In the records below, pick out all lines containing the word "Chriftophe".

---------------

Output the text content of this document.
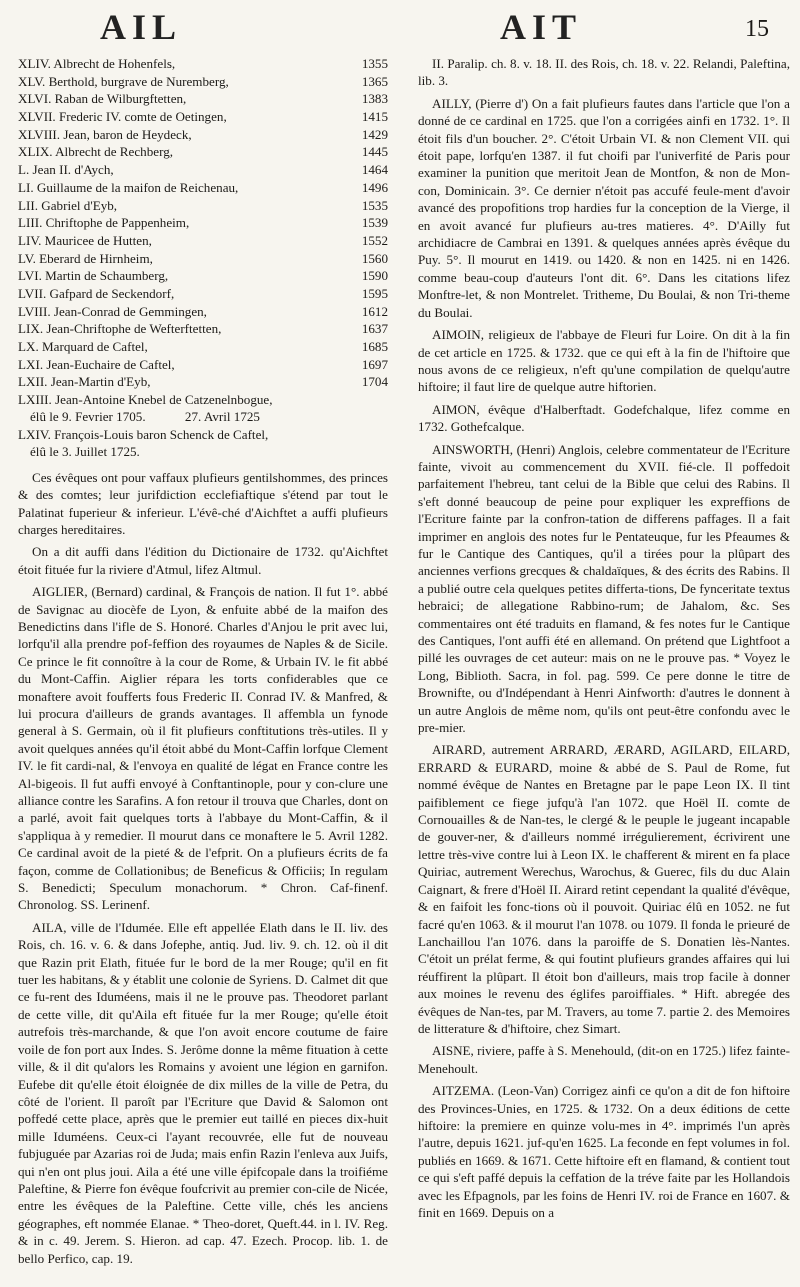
AIL	AIT	15
XLIV. Albrecht de Hohenfels,	1355
XLV. Berthold, burgrave de Nuremberg,	1365
XLVI. Raban de Wilburgftetten,	1383
XLVII. Frederic IV. comte de Oetingen,	1415
XLVIII. Jean, baron de Heydeck,	1429
XLIX. Albrecht de Rechberg,	1445
L. Jean II. d'Aych,	1464
LI. Guillaume de la maifon de Reichenau,	1496
LII. Gabriel d'Eyb,	1535
LIII. Chriftophe de Pappenheim,	1539
LIV. Mauricee de Hutten,	1552
LV. Eberard de Hirnheim,	1560
LVI. Martin de Schaumberg,	1590
LVII. Gafpard de Seckendorf,	1595
LVIII. Jean-Conrad de Gemmingen,	1612
LIX. Jean-Chriftophe de Wefterftetten,	1637
LX. Marquard de Caftel,	1685
LXI. Jean-Euchaire de Caftel,	1697
LXII. Jean-Martin d'Eyb,	1704
LXIII. Jean-Antoine Knebel de Catzenelnbogue,
élû le 9. Fevrier 1705.            27. Avril 1725
LXIV. François-Louis baron Schenck de Caftel,
élû le 3. Juillet 1725.

Ces évêques ont pour vaffaux plufieurs gentilshommes, des princes & des comtes; leur jurifdiction ecclefiaftique s'étend par tout le Palatinat fuperieur & inferieur. L'évê-ché d'Aichftet a auffi plufieurs charges hereditaires.

On a dit auffi dans l'édition du Dictionaire de 1732. qu'Aichftet étoit fituée fur la riviere d'Atmul, lifez Altmul.

AIGLIER, (Bernard) cardinal, & François de nation. Il fut 1°. abbé de Savignac au diocèfe de Lyon, & enfuite abbé de la maifon des Benedictins dans l'ifle de S. Honoré. Charles d'Anjou le prit avec lui, lorfqu'il alla prendre pof-feffion des royaumes de Naples & de Sicile. Ce prince le fit connoître à la cour de Rome, & Urbain IV. le fit abbé du Mont-Caffin. Aiglier répara les torts confiderables que ce monaftere avoit foufferts fous Frederic II. Conrad IV. & Manfred, & lui procura d'ailleurs de grands avantages. Il affembla un fynode general à S. Germain, où il fit plufieurs conftitutions très-utiles. Il y avoit quelques années qu'il étoit abbé du Mont-Caffin lorfque Clement IV. le fit cardi-nal, & l'envoya en qualité de légat en France contre les Al-bigeois. Il fut auffi envoyé à Conftantinople, pour y con-clure une alliance contre les Sarafins. A fon retour il trouva que Charles, dont on a parlé, avoit fait quelques torts à l'abbaye du Mont-Caffin, & il s'appliqua à y remedier. Il mourut dans ce monaftere le 5. Avril 1282. Ce cardinal avoit de la pieté & de l'efprit. On a plufieurs écrits de fa façon, comme de Collationibus; de Beneficus & Officiis; In regulam S. Benedicti; Speculum monachorum. * Chron. Caf-finenf. Chronolog. SS. Lerinenf.

AILA, ville de l'Idumée. Elle eft appellée Elath dans le II. liv. des Rois, ch. 16. v. 6. & dans Jofephe, antiq. Jud. liv. 9. ch. 12. où il dit que Razin prit Elath, fituée fur le bord de la mer Rouge; qu'il en fit tuer les habitans, & y établit une colonie de Syriens. D. Calmet dit que ce fu-rent des Iduméens, mais il ne le prouve pas. Theodoret parlant de cette ville, dit qu'Aila eft fituée fur la mer Rouge; qu'elle étoit autrefois très-marchande, & que l'on avoit encore coutume de faire voile de fon port aux Indes. S. Jerôme donne la même fituation à cette ville, & il dit qu'alors les Romains y avoient une légion en garnifon. Eufebe dit qu'elle étoit éloignée de dix milles de la ville de Petra, du côté de l'orient. Il paroît par l'Ecriture que David & Salomon ont poffedé cette place, après que le premier eut taillé en pieces dix-huit mille Iduméens. Ceux-ci l'ayant recouvrée, elle fut de nouveau fubjuguée par Azarias roi de Juda; mais enfin Razin l'enleva aux Juifs, qui n'en ont plus joui. Aila a été une ville épifcopale dans la troifiéme Paleftine, & Pierre fon évêque foufcrivit au premier con-cile de Nicée, entre les évêques de la Paleftine. Cette ville, chés les anciens géographes, eft nommée Elanae. * Theo-doret, Queft.44. in l. IV. Reg. & in c. 49. Jerem. S. Hieron. ad cap. 47. Ezech. Procop. lib. 1. de bello Perfico, cap. 19.

II. Paralip. ch. 8. v. 18. II. des Rois, ch. 18. v. 22. Relandi, Paleftina, lib. 3.

AILLY, (Pierre d') On a fait plufieurs fautes dans l'article que l'on a donné de ce cardinal en 1725. que l'on a corrigées ainfi en 1732. 1°. Il étoit fils d'un boucher. 2°. C'étoit Urbain VI. & non Clement VII. qui étoit pape, lorfqu'en 1387. il fut choifi par l'univerfité de Paris pour examiner la punition que meritoit Jean de Montfon, & non de Mon-con, Dominicain. 3°. Ce dernier n'étoit pas accufé feule-ment d'avoir avancé des propofitions trop hardies fur la conception de la Vierge, il en avoit avancé fur plufieurs au-tres matieres. 4°. D'Ailly fut archidiacre de Cambrai en 1391. & quelques années après évêque du Puy. 5°. Il mourut en 1419. ou 1420. & non en 1425. ni en 1426. comme beau-coup d'auteurs l'ont dit. 6°. Dans les citations lifez Monftre-let, & non Montrelet. Tritheme, Du Boulai, & non Tri-theme du Boulai.

AIMOIN, religieux de l'abbaye de Fleuri fur Loire. On dit à la fin de cet article en 1725. & 1732. que ce qui eft à la fin de l'hiftoire que nous avons de ce religieux, n'eft qu'une compilation de quelqu'autre hiftoire; il faut lire de quelque autre hiftorien.

AIMON, évêque d'Halberftadt. Godefchalque, lifez comme en 1732. Gothefcalque.

AINSWORTH, (Henri) Anglois, celebre commentateur de l'Ecriture fainte, vivoit au commencement du XVII. fié-cle. Il poffedoit parfaitement l'hebreu, tant celui de la Bible que celui des Rabins. Il s'eft donné beaucoup de peine pour expliquer les expreffions de l'Ecriture fainte par la confron-tation de differens paffages. Il a fait imprimer en anglois des notes fur le Pentateuque, fur les Pfeaumes & fur le Cantique des Cantiques, qu'il a tirées pour la plûpart des anciennes verfions grecques & chaldaïques, & des écrits des Rabins. Il a publié outre cela quelques petites differta-tions, De fynceritate textus hebraici; de allegatione Rabbino-rum; de Jahalom, &c. Ses commentaires ont été traduits en flamand, & fes notes fur le Cantique des Cantiques, l'ont auffi été en allemand. On prétend que Lightfoot a pillé les ouvrages de cet auteur: mais on ne le prouve pas. * Voyez le Long, Biblioth. Sacra, in fol. pag. 599. Ce pere donne le titre de Brownifte, ou d'Indépendant à Henri Ainfworth: d'autres le donnent à un autre Anglois de même nom, qu'ils ont peut-être confondu avec le pre-mier.

AIRARD, autrement ARRARD, ÆRARD, AGILARD, EILARD, ERRARD & EURARD, moine & abbé de S. Paul de Rome, fut nommé évêque de Nantes en Bretagne par le pape Leon IX. Il tint paifiblement ce fiege jufqu'à l'an 1072. que Hoël II. comte de Cornouailles & de Nan-tes, le clergé & le peuple le jugeant incapable de gouver-ner, & d'ailleurs nommé irrégulierement, écrivirent une lettre très-vive contre lui à Leon IX. le chafferent & mirent en fa place Quiriac, autrement Werechus, Warochus, & Guerec, fils du duc Alain Caignart, & frere d'Hoël II. Airard retint cependant la qualité d'évêque, & en faifoit les fonc-tions où il pouvoit. Quiriac élû en 1052. ne fut facré qu'en 1063. & il mourut l'an 1078. ou 1079. Il fonda le prieuré de Lanchaillou l'an 1076. dans la paroiffe de S. Donatien lès-Nantes. C'étoit un prélat ferme, & qui foutint plufieurs grandes affaires qui lui réuffirent la plûpart. Il étoit bon d'ailleurs, mais trop facile à donner aux moines le revenu des églifes paroiffiales. * Hift. abregée des évêques de Nan-tes, par M. Travers, au tome 7. partie 2. des Memoires de litterature & d'hiftoire, chez Simart.

AISNE, riviere, paffe à S. Menehould, (dit-on en 1725.) lifez fainte-Menehoult.

AITZEMA. (Leon-Van) Corrigez ainfi ce qu'on a dit de fon hiftoire des Provinces-Unies, en 1725. & 1732. On a deux éditions de cette hiftoire: la premiere en quinze volu-mes in 4°. imprimés l'un après l'autre, depuis 1621. juf-qu'en 1625. La feconde en fept volumes in fol. publiés en 1669. & 1671. Cette hiftoire eft en flamand, & contient tout ce qui s'eft paffé depuis la ceffation de la tréve faite par les Hollandois avec les Efpagnols, par les foins de Henri IV. roi de France en 1607. & finit en 1669. Depuis on a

---------------

§ **Result for this exercise**
LIII. Chriftophe de Pappenheim,	1539
LIX. Jean-Chriftophe de Wefterftetten,	1637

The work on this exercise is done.